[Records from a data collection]
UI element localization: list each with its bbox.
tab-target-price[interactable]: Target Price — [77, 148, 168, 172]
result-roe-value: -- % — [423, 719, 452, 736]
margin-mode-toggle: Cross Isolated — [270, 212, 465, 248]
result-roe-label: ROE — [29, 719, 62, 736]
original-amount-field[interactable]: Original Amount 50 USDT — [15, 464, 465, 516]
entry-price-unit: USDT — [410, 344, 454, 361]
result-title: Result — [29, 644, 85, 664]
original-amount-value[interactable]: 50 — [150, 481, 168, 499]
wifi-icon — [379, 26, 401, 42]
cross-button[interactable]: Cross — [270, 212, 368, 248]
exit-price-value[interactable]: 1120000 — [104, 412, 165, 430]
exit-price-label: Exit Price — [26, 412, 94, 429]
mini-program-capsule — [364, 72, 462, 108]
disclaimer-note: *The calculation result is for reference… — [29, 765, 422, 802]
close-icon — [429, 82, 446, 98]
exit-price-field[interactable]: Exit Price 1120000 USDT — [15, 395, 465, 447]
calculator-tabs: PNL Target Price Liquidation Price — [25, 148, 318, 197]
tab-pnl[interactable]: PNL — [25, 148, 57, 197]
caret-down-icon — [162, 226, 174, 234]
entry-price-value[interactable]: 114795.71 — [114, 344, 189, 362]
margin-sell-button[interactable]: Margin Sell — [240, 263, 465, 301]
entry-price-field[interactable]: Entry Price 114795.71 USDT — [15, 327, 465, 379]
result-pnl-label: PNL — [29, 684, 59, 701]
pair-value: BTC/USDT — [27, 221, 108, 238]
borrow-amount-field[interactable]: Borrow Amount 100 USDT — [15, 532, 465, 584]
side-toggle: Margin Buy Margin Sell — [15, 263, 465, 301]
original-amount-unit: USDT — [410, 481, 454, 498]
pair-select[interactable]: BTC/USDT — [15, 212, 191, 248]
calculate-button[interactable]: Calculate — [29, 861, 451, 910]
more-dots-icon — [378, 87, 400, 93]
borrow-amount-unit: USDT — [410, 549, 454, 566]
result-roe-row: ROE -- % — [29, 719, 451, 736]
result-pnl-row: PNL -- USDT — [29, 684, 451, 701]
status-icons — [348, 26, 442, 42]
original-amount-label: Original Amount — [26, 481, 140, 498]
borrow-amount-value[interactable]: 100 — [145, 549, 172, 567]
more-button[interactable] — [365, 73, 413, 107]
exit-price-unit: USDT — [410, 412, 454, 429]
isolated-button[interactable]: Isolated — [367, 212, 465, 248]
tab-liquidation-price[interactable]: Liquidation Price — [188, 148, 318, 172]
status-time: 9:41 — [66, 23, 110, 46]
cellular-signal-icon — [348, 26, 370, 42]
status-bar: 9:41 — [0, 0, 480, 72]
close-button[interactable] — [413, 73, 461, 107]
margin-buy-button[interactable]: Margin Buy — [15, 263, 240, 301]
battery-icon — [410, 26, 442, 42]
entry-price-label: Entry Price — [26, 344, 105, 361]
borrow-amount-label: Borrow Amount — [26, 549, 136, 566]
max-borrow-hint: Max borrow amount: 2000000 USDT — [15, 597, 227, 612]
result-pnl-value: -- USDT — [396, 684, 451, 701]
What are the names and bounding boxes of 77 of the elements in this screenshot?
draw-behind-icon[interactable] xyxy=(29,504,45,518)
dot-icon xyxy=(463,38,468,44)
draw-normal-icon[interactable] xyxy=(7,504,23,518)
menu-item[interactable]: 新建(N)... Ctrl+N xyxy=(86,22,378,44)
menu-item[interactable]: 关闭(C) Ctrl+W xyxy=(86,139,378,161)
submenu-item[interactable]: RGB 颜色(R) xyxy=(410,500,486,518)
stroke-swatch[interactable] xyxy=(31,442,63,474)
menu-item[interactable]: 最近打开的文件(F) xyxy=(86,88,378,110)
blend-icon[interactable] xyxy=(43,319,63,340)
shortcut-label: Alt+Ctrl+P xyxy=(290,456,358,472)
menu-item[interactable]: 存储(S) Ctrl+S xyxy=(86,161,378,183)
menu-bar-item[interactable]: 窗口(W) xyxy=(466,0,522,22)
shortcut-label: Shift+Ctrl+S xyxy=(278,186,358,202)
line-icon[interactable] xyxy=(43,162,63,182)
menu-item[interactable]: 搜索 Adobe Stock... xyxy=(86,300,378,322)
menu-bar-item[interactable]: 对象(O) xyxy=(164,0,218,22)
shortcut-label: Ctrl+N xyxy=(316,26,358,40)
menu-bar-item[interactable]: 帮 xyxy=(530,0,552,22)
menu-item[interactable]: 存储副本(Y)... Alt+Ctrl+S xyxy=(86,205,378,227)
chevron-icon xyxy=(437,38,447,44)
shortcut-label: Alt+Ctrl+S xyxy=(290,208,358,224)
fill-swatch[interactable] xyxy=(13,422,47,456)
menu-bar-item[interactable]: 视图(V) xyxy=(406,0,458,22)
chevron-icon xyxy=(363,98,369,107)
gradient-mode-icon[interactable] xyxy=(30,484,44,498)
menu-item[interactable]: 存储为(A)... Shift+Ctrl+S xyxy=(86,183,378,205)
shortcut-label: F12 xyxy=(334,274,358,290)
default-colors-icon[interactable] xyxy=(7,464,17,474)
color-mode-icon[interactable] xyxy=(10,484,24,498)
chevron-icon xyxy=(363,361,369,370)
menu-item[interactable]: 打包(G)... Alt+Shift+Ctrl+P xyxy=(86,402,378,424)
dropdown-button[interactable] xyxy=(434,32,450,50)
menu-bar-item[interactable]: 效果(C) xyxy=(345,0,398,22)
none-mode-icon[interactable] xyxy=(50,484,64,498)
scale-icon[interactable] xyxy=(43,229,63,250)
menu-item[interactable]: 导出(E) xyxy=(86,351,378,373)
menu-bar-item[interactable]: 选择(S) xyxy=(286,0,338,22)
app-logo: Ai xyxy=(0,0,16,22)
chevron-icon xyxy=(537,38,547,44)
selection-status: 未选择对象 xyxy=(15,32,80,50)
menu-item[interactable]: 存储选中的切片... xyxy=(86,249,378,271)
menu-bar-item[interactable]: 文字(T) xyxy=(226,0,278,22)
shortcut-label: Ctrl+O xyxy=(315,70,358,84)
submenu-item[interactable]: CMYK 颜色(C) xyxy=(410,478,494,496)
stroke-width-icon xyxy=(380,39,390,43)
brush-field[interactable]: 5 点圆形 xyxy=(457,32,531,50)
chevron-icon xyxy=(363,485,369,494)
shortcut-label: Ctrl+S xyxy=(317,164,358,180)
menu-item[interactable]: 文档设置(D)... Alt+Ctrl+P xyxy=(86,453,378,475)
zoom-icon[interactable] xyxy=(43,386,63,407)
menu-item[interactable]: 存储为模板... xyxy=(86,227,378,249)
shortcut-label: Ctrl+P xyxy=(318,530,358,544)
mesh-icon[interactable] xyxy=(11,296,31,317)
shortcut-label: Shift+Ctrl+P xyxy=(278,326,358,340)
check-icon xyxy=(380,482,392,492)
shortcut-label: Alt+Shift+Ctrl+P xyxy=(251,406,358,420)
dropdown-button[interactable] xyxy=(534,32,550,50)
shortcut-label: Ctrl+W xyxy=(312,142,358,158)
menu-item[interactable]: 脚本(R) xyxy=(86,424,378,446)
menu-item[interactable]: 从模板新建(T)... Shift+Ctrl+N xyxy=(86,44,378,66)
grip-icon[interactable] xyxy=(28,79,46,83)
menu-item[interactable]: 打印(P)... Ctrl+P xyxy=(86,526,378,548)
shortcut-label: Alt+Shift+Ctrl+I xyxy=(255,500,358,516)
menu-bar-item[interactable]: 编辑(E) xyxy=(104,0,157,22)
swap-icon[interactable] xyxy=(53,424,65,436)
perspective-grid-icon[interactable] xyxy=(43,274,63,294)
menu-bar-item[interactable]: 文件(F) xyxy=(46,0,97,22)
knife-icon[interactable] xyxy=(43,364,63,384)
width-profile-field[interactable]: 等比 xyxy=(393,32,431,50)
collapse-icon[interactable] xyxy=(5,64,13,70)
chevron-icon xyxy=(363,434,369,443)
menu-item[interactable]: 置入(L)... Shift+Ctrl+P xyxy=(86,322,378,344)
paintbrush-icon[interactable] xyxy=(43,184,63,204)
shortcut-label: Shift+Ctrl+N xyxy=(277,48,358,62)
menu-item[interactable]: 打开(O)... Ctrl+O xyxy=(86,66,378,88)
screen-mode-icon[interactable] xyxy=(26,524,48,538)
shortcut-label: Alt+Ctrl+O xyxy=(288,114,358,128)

What to do. Render everything in the data above, from its first line down to and including the line containing "result-roe-label: ROE — [29, 719, 62, 736]", as a numbered list, leaving out any blank lines.

Output for this task.
1. UI element localization: list each with its bbox.
2. tab-target-price[interactable]: Target Price — [77, 148, 168, 172]
3. result-roe-value: -- % — [423, 719, 452, 736]
4. margin-mode-toggle: Cross Isolated — [270, 212, 465, 248]
5. result-roe-label: ROE — [29, 719, 62, 736]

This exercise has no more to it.